• Short task: Set the listing down again exactly, please, apart from its pictures.
-- begin Materials provided --
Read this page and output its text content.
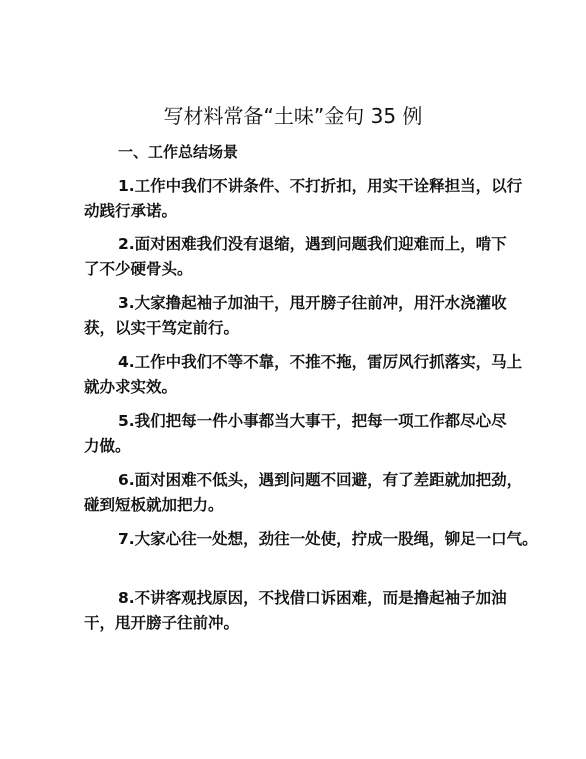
写材料常备“土味”金句 35 例
一、工作总结场景
1.工作中我们不讲条件、不打折扣，用实干诠释担当，以行
动践行承诺。
2.面对困难我们没有退缩，遇到问题我们迎难而上，啃下
了不少硬骨头。
3.大家撸起袖子加油干，甩开膀子往前冲，用汗水浇灌收
获，以实干笃定前行。
4.工作中我们不等不靠，不推不拖，雷厉风行抓落实，马上
就办求实效。
5.我们把每一件小事都当大事干，把每一项工作都尽心尽
力做。
6.面对困难不低头，遇到问题不回避，有了差距就加把劲，
碰到短板就加把力。
7.大家心往一处想，劲往一处使，拧成一股绳，铆足一口气。
8.不讲客观找原因，不找借口诉困难，而是撸起袖子加油
干，甩开膀子往前冲。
-- end Materials provided --
• Exercise solution:
Read this page and output its text content.
写材料常备“土味”金句 35 例
一、工作总结场景
1.工作中我们不讲条件、不打折扣，用实干诠释担当，以行
动践行承诺。
2.面对困难我们没有退缩，遇到问题我们迎难而上，啃下
了不少硬骨头。
3.大家撸起袖子加油干，甩开膀子往前冲，用汗水浇灌收
获，以实干笃定前行。
4.工作中我们不等不靠，不推不拖，雷厉风行抓落实，马上
就办求实效。
5.我们把每一件小事都当大事干，把每一项工作都尽心尽
力做。
6.面对困难不低头，遇到问题不回避，有了差距就加把劲，
碰到短板就加把力。
7.大家心往一处想，劲往一处使，拧成一股绳，铆足一口气。
8.不讲客观找原因，不找借口诉困难，而是撸起袖子加油
干，甩开膀子往前冲。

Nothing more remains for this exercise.